* STATED TASK *
Please output the records below in full, exactly as given, but without the images.

########################################

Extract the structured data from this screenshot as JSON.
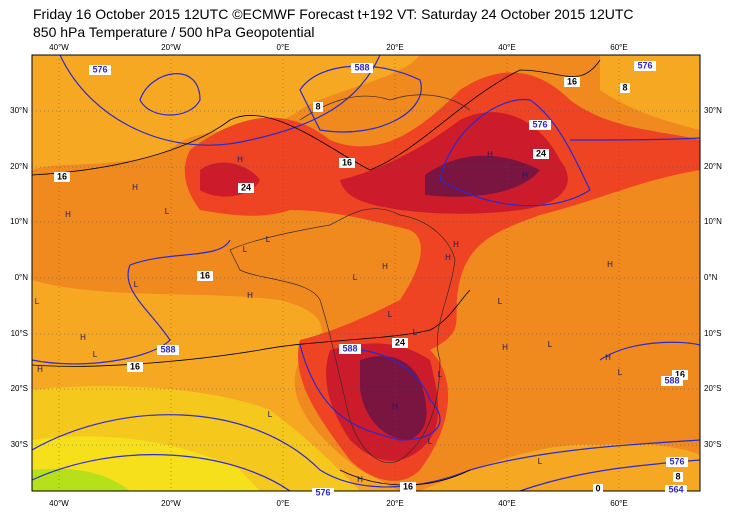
{
  "header": {
    "line1": "Friday 16 October 2015 12UTC ©ECMWF Forecast t+192 VT: Saturday 24 October 2015 12UTC",
    "line2": "850 hPa Temperature / 500 hPa Geopotential"
  },
  "map": {
    "lon_labels": [
      "40°W",
      "20°W",
      "0°E",
      "20°E",
      "40°E",
      "60°E"
    ],
    "lat_labels": [
      "30°N",
      "20°N",
      "10°N",
      "0°N",
      "10°S",
      "20°S",
      "30°S"
    ],
    "contour_labels": [
      "576",
      "8",
      "588",
      "16",
      "8",
      "576",
      "576",
      "24",
      "16",
      "24",
      "16",
      "16",
      "588",
      "16",
      "24",
      "588",
      "16",
      "576",
      "16",
      "588",
      "576",
      "8",
      "564",
      "0"
    ],
    "pressure_labels": [
      "H",
      "H",
      "L",
      "H",
      "L",
      "L",
      "H",
      "L",
      "L",
      "H",
      "L",
      "H",
      "L",
      "H",
      "L",
      "L",
      "H",
      "H",
      "H",
      "H",
      "H",
      "L",
      "H",
      "L",
      "H",
      "L",
      "H",
      "L",
      "H",
      "L",
      "L",
      "L"
    ]
  }
}
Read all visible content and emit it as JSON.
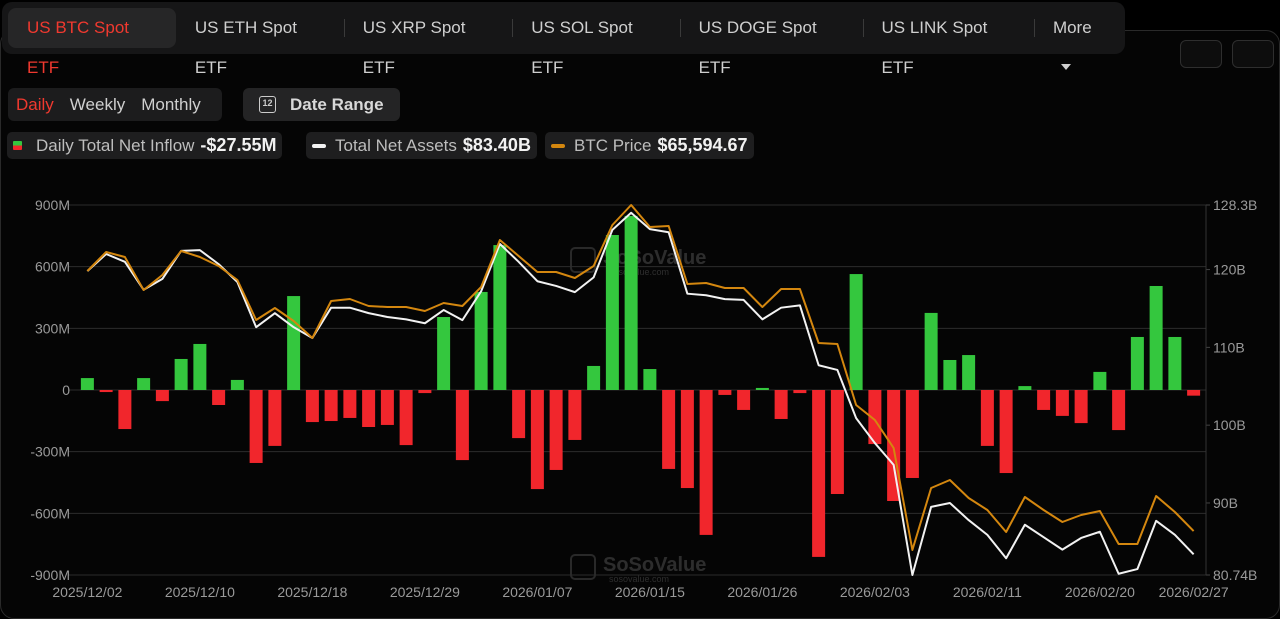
{
  "tabs": [
    "US BTC Spot ETF",
    "US ETH Spot ETF",
    "US XRP Spot ETF",
    "US SOL Spot ETF",
    "US DOGE Spot ETF",
    "US LINK Spot ETF",
    "More"
  ],
  "periods": [
    "Daily",
    "Weekly",
    "Monthly"
  ],
  "date_range": {
    "icon_text": "12",
    "label": "Date Range"
  },
  "watermarks": [
    {
      "brand": "SoSoValue",
      "site": "sosovalue.com"
    },
    {
      "brand": "SoSoValue",
      "site": "sosovalue.com"
    }
  ],
  "chart_data": {
    "type": "bar",
    "categories": [
      "2025/12/02",
      null,
      null,
      null,
      null,
      null,
      "2025/12/10",
      null,
      null,
      null,
      null,
      null,
      "2025/12/18",
      null,
      null,
      null,
      null,
      null,
      "2025/12/29",
      null,
      null,
      null,
      null,
      null,
      "2026/01/07",
      null,
      null,
      null,
      null,
      null,
      "2026/01/15",
      null,
      null,
      null,
      null,
      null,
      "2026/01/26",
      null,
      null,
      null,
      null,
      null,
      "2026/02/03",
      null,
      null,
      null,
      null,
      null,
      "2026/02/11",
      null,
      null,
      null,
      null,
      null,
      "2026/02/20",
      null,
      null,
      null,
      null,
      "2026/02/27"
    ],
    "ylim": [
      -900,
      900
    ],
    "yticks": [
      {
        "value": 900,
        "label": "900M"
      },
      {
        "value": 600,
        "label": "600M"
      },
      {
        "value": 300,
        "label": "300M"
      },
      0,
      {
        "value": -300,
        "label": "-300M"
      },
      {
        "value": -600,
        "label": "-600M"
      },
      {
        "value": -900,
        "label": "-900M"
      }
    ],
    "y2lim": [
      80.74,
      128.3
    ],
    "y2ticks": [
      {
        "value": 128.3,
        "label": "128.3B"
      },
      {
        "value": 120,
        "label": "120B"
      },
      {
        "value": 110,
        "label": "110B"
      },
      {
        "value": 100,
        "label": "100B"
      },
      {
        "value": 90,
        "label": "90B"
      },
      {
        "value": 80.74,
        "label": "80.74B"
      }
    ],
    "y3lim": [
      61200,
      98200
    ],
    "grid": true,
    "series": [
      {
        "name": "Daily Total Net Inflow",
        "type": "bar",
        "color_positive": "#34c73e",
        "color_negative": "#f1262c",
        "values": [
          58,
          -10,
          -190,
          58,
          -54,
          151,
          224,
          -73,
          49,
          -355,
          -272,
          457,
          -156,
          -151,
          -136,
          -180,
          -170,
          -268,
          -15,
          355,
          -341,
          477,
          705,
          -234,
          -482,
          -389,
          -243,
          117,
          754,
          847,
          102,
          -384,
          -477,
          -705,
          -24,
          -97,
          10,
          -141,
          -15,
          -812,
          -506,
          564,
          -263,
          -540,
          -428,
          375,
          146,
          170,
          -272,
          -404,
          19,
          -97,
          -126,
          -161,
          88,
          -195,
          258,
          506,
          258,
          -27.55
        ],
        "value_labels": [
          null,
          null,
          null,
          null,
          null,
          null,
          null,
          null,
          null,
          null,
          null,
          null,
          null,
          null,
          null,
          null,
          null,
          null,
          null,
          null,
          null,
          null,
          null,
          null,
          null,
          null,
          null,
          null,
          null,
          null,
          null,
          null,
          null,
          null,
          null,
          null,
          null,
          null,
          null,
          null,
          null,
          null,
          null,
          null,
          null,
          null,
          null,
          null,
          null,
          null,
          null,
          null,
          null,
          null,
          null,
          null,
          null,
          null,
          null,
          "-$27.55M"
        ]
      },
      {
        "name": "Total Net Assets",
        "type": "line",
        "axis": "y2",
        "color": "#f2f2f2",
        "values": [
          119.8,
          122.0,
          121.0,
          117.4,
          118.8,
          122.4,
          122.5,
          120.7,
          118.4,
          112.6,
          114.4,
          112.6,
          111.2,
          115.1,
          115.1,
          114.4,
          113.9,
          113.6,
          113.1,
          114.8,
          113.5,
          117.2,
          123.3,
          121.0,
          118.5,
          117.9,
          117.1,
          119.0,
          125.1,
          127.3,
          125.2,
          124.8,
          116.9,
          116.7,
          116.2,
          116.1,
          113.6,
          115.1,
          115.4,
          107.7,
          107.1,
          100.9,
          97.7,
          94.9,
          80.74,
          89.5,
          90.0,
          87.8,
          85.9,
          82.9,
          87.2,
          85.6,
          84.0,
          85.5,
          86.3,
          80.9,
          81.5,
          87.7,
          85.9,
          83.4
        ],
        "value_labels": [
          null,
          null,
          null,
          null,
          null,
          null,
          null,
          null,
          null,
          null,
          null,
          null,
          null,
          null,
          null,
          null,
          null,
          null,
          null,
          null,
          null,
          null,
          null,
          null,
          null,
          null,
          null,
          null,
          null,
          null,
          null,
          null,
          null,
          null,
          null,
          null,
          null,
          null,
          null,
          null,
          null,
          null,
          null,
          null,
          null,
          null,
          null,
          null,
          null,
          null,
          null,
          null,
          null,
          null,
          null,
          null,
          null,
          null,
          null,
          "$83.40B"
        ]
      },
      {
        "name": "BTC Price",
        "type": "line",
        "axis": "y3",
        "color": "#d4870f",
        "values": [
          91600,
          93500,
          93000,
          89700,
          91200,
          93600,
          93000,
          92100,
          90700,
          86700,
          87900,
          86600,
          84900,
          88600,
          88800,
          88100,
          88000,
          88000,
          87600,
          88400,
          88100,
          90000,
          94700,
          93100,
          91500,
          91500,
          90900,
          92100,
          96200,
          98200,
          96000,
          96100,
          90300,
          90400,
          89900,
          89900,
          88000,
          89800,
          89800,
          84400,
          84300,
          78200,
          76700,
          73900,
          63700,
          69900,
          70700,
          68900,
          67700,
          65500,
          69000,
          67700,
          66500,
          67200,
          67600,
          64300,
          64300,
          69100,
          67500,
          65594.67
        ],
        "value_labels": [
          null,
          null,
          null,
          null,
          null,
          null,
          null,
          null,
          null,
          null,
          null,
          null,
          null,
          null,
          null,
          null,
          null,
          null,
          null,
          null,
          null,
          null,
          null,
          null,
          null,
          null,
          null,
          null,
          null,
          null,
          null,
          null,
          null,
          null,
          null,
          null,
          null,
          null,
          null,
          null,
          null,
          null,
          null,
          null,
          null,
          null,
          null,
          null,
          null,
          null,
          null,
          null,
          null,
          null,
          null,
          null,
          null,
          null,
          null,
          "$65,594.67"
        ]
      }
    ]
  }
}
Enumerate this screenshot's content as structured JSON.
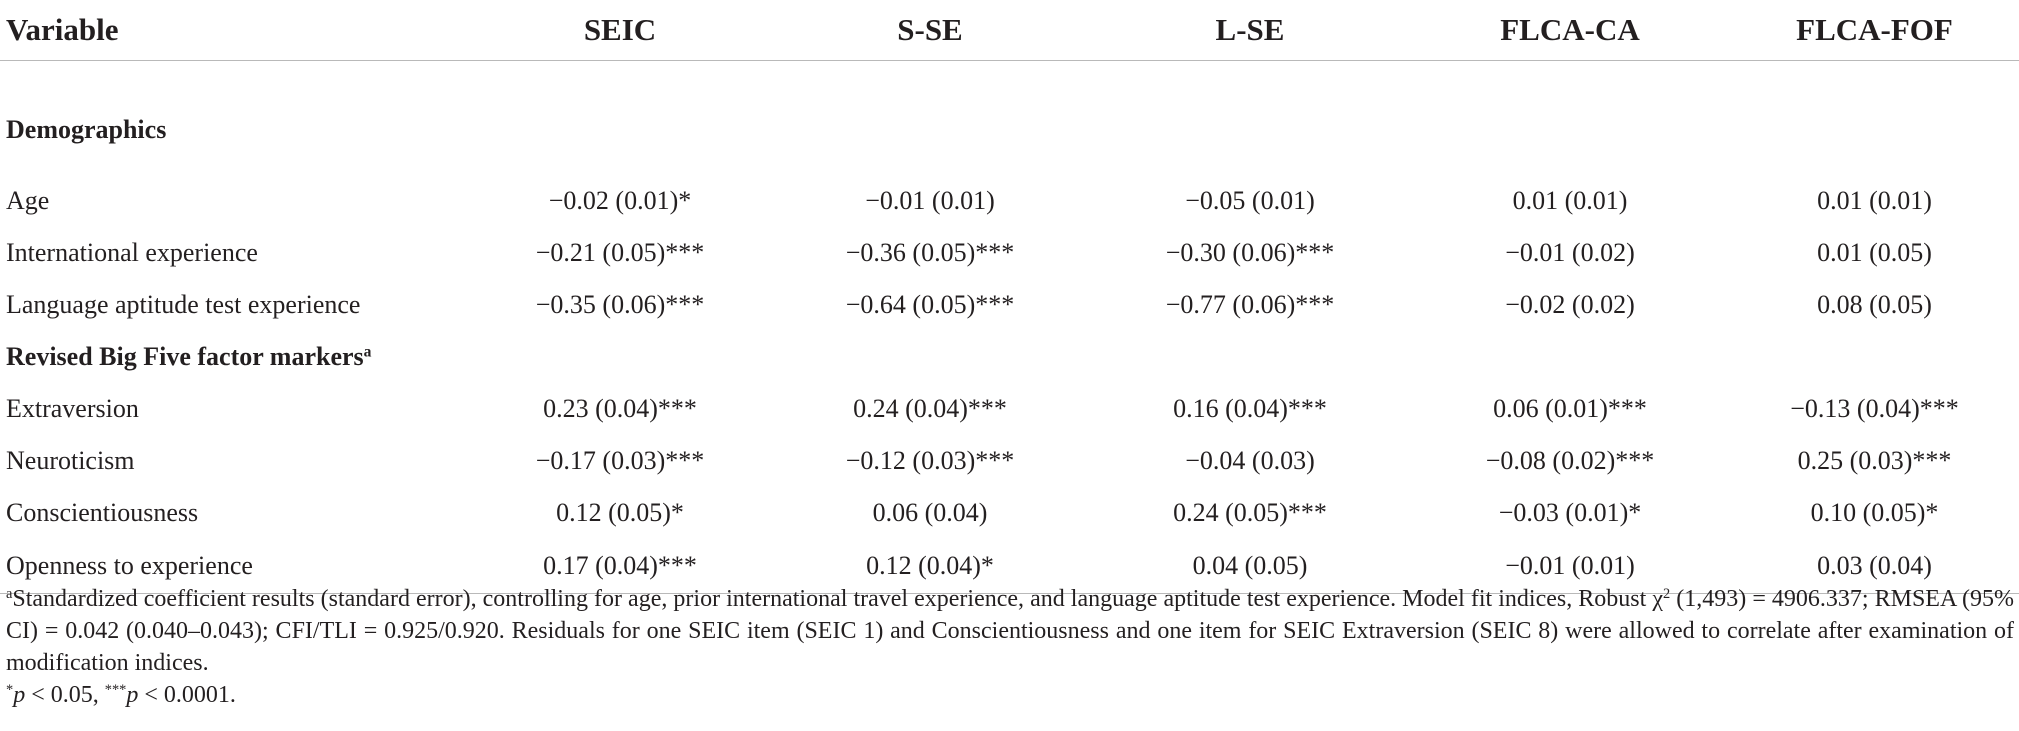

########################################

* SOLUTION TO THIS EXERCISE *
Extract the structured data from this screenshot as JSON.
{
  "header": {
    "line1": "Friday 16 October 2015 12UTC ©ECMWF Forecast t+192 VT: Saturday 24 October 2015 12UTC",
    "line2": "850 hPa Temperature / 500 hPa Geopotential"
  },
  "map": {
    "lon_labels": [
      "40°W",
      "20°W",
      "0°E",
      "20°E",
      "40°E",
      "60°E"
    ],
    "lat_labels": [
      "30°N",
      "20°N",
      "10°N",
      "0°N",
      "10°S",
      "20°S",
      "30°S"
    ],
    "contour_labels": [
      "576",
      "8",
      "588",
      "16",
      "8",
      "576",
      "576",
      "24",
      "16",
      "24",
      "16",
      "16",
      "588",
      "16",
      "24",
      "588",
      "16",
      "576",
      "16",
      "588",
      "576",
      "8",
      "564",
      "0"
    ],
    "pressure_labels": [
      "H",
      "H",
      "L",
      "H",
      "L",
      "L",
      "H",
      "L",
      "L",
      "H",
      "L",
      "H",
      "L",
      "H",
      "L",
      "L",
      "H",
      "H",
      "H",
      "H",
      "H",
      "L",
      "H",
      "L",
      "H",
      "L",
      "H",
      "L",
      "H",
      "L",
      "L",
      "L"
    ]
  }
}
Read all visible content and emit it as JSON.
{
  "tabs": [
    "US BTC Spot ETF",
    "US ETH Spot ETF",
    "US XRP Spot ETF",
    "US SOL Spot ETF",
    "US DOGE Spot ETF",
    "US LINK Spot ETF",
    "More"
  ],
  "periods": [
    "Daily",
    "Weekly",
    "Monthly"
  ],
  "date_range": {
    "icon_text": "12",
    "label": "Date Range"
  },
  "watermarks": [
    {
      "brand": "SoSoValue",
      "site": "sosovalue.com"
    },
    {
      "brand": "SoSoValue",
      "site": "sosovalue.com"
    }
  ],
  "chart_data": {
    "type": "bar",
    "categories": [
      "2025/12/02",
      null,
      null,
      null,
      null,
      null,
      "2025/12/10",
      null,
      null,
      null,
      null,
      null,
      "2025/12/18",
      null,
      null,
      null,
      null,
      null,
      "2025/12/29",
      null,
      null,
      null,
      null,
      null,
      "2026/01/07",
      null,
      null,
      null,
      null,
      null,
      "2026/01/15",
      null,
      null,
      null,
      null,
      null,
      "2026/01/26",
      null,
      null,
      null,
      null,
      null,
      "2026/02/03",
      null,
      null,
      null,
      null,
      null,
      "2026/02/11",
      null,
      null,
      null,
      null,
      null,
      "2026/02/20",
      null,
      null,
      null,
      null,
      "2026/02/27"
    ],
    "ylim": [
      -900,
      900
    ],
    "yticks": [
      {
        "value": 900,
        "label": "900M"
      },
      {
        "value": 600,
        "label": "600M"
      },
      {
        "value": 300,
        "label": "300M"
      },
      0,
      {
        "value": -300,
        "label": "-300M"
      },
      {
        "value": -600,
        "label": "-600M"
      },
      {
        "value": -900,
        "label": "-900M"
      }
    ],
    "y2lim": [
      80.74,
      128.3
    ],
    "y2ticks": [
      {
        "value": 128.3,
        "label": "128.3B"
      },
      {
        "value": 120,
        "label": "120B"
      },
      {
        "value": 110,
        "label": "110B"
      },
      {
        "value": 100,
        "label": "100B"
      },
      {
        "value": 90,
        "label": "90B"
      },
      {
        "value": 80.74,
        "label": "80.74B"
      }
    ],
    "y3lim": [
      61200,
      98200
    ],
    "grid": true,
    "series": [
      {
        "name": "Daily Total Net Inflow",
        "type": "bar",
        "color_positive": "#34c73e",
        "color_negative": "#f1262c",
        "values": [
          58,
          -10,
          -190,
          58,
          -54,
          151,
          224,
          -73,
          49,
          -355,
          -272,
          457,
          -156,
          -151,
          -136,
          -180,
          -170,
          -268,
          -15,
          355,
          -341,
          477,
          705,
          -234,
          -482,
          -389,
          -243,
          117,
          754,
          847,
          102,
          -384,
          -477,
          -705,
          -24,
          -97,
          10,
          -141,
          -15,
          -812,
          -506,
          564,
          -263,
          -540,
          -428,
          375,
          146,
          170,
          -272,
          -404,
          19,
          -97,
          -126,
          -161,
          88,
          -195,
          258,
          506,
          258,
          -27.55
        ],
        "value_labels": [
          null,
          null,
          null,
          null,
          null,
          null,
          null,
          null,
          null,
          null,
          null,
          null,
          null,
          null,
          null,
          null,
          null,
          null,
          null,
          null,
          null,
          null,
          null,
          null,
          null,
          null,
          null,
          null,
          null,
          null,
          null,
          null,
          null,
          null,
          null,
          null,
          null,
          null,
          null,
          null,
          null,
          null,
          null,
          null,
          null,
          null,
          null,
          null,
          null,
          null,
          null,
          null,
          null,
          null,
          null,
          null,
          null,
          null,
          null,
          "-$27.55M"
        ]
      },
      {
        "name": "Total Net Assets",
        "type": "line",
        "axis": "y2",
        "color": "#f2f2f2",
        "values": [
          119.8,
          122.0,
          121.0,
          117.4,
          118.8,
          122.4,
          122.5,
          120.7,
          118.4,
          112.6,
          114.4,
          112.6,
          111.2,
          115.1,
          115.1,
          114.4,
          113.9,
          113.6,
          113.1,
          114.8,
          113.5,
          117.2,
          123.3,
          121.0,
          118.5,
          117.9,
          117.1,
          119.0,
          125.1,
          127.3,
          125.2,
          124.8,
          116.9,
          116.7,
          116.2,
          116.1,
          113.6,
          115.1,
          115.4,
          107.7,
          107.1,
          100.9,
          97.7,
          94.9,
          80.74,
          89.5,
          90.0,
          87.8,
          85.9,
          82.9,
          87.2,
          85.6,
          84.0,
          85.5,
          86.3,
          80.9,
          81.5,
          87.7,
          85.9,
          83.4
        ],
        "value_labels": [
          null,
          null,
          null,
          null,
          null,
          null,
          null,
          null,
          null,
          null,
          null,
          null,
          null,
          null,
          null,
          null,
          null,
          null,
          null,
          null,
          null,
          null,
          null,
          null,
          null,
          null,
          null,
          null,
          null,
          null,
          null,
          null,
          null,
          null,
          null,
          null,
          null,
          null,
          null,
          null,
          null,
          null,
          null,
          null,
          null,
          null,
          null,
          null,
          null,
          null,
          null,
          null,
          null,
          null,
          null,
          null,
          null,
          null,
          null,
          "$83.40B"
        ]
      },
      {
        "name": "BTC Price",
        "type": "line",
        "axis": "y3",
        "color": "#d4870f",
        "values": [
          91600,
          93500,
          93000,
          89700,
          91200,
          93600,
          93000,
          92100,
          90700,
          86700,
          87900,
          86600,
          84900,
          88600,
          88800,
          88100,
          88000,
          88000,
          87600,
          88400,
          88100,
          90000,
          94700,
          93100,
          91500,
          91500,
          90900,
          92100,
          96200,
          98200,
          96000,
          96100,
          90300,
          90400,
          89900,
          89900,
          88000,
          89800,
          89800,
          84400,
          84300,
          78200,
          76700,
          73900,
          63700,
          69900,
          70700,
          68900,
          67700,
          65500,
          69000,
          67700,
          66500,
          67200,
          67600,
          64300,
          64300,
          69100,
          67500,
          65594.67
        ],
        "value_labels": [
          null,
          null,
          null,
          null,
          null,
          null,
          null,
          null,
          null,
          null,
          null,
          null,
          null,
          null,
          null,
          null,
          null,
          null,
          null,
          null,
          null,
          null,
          null,
          null,
          null,
          null,
          null,
          null,
          null,
          null,
          null,
          null,
          null,
          null,
          null,
          null,
          null,
          null,
          null,
          null,
          null,
          null,
          null,
          null,
          null,
          null,
          null,
          null,
          null,
          null,
          null,
          null,
          null,
          null,
          null,
          null,
          null,
          null,
          null,
          "$65,594.67"
        ]
      }
    ]
  }
}
Enumerate this screenshot's content as structured JSON.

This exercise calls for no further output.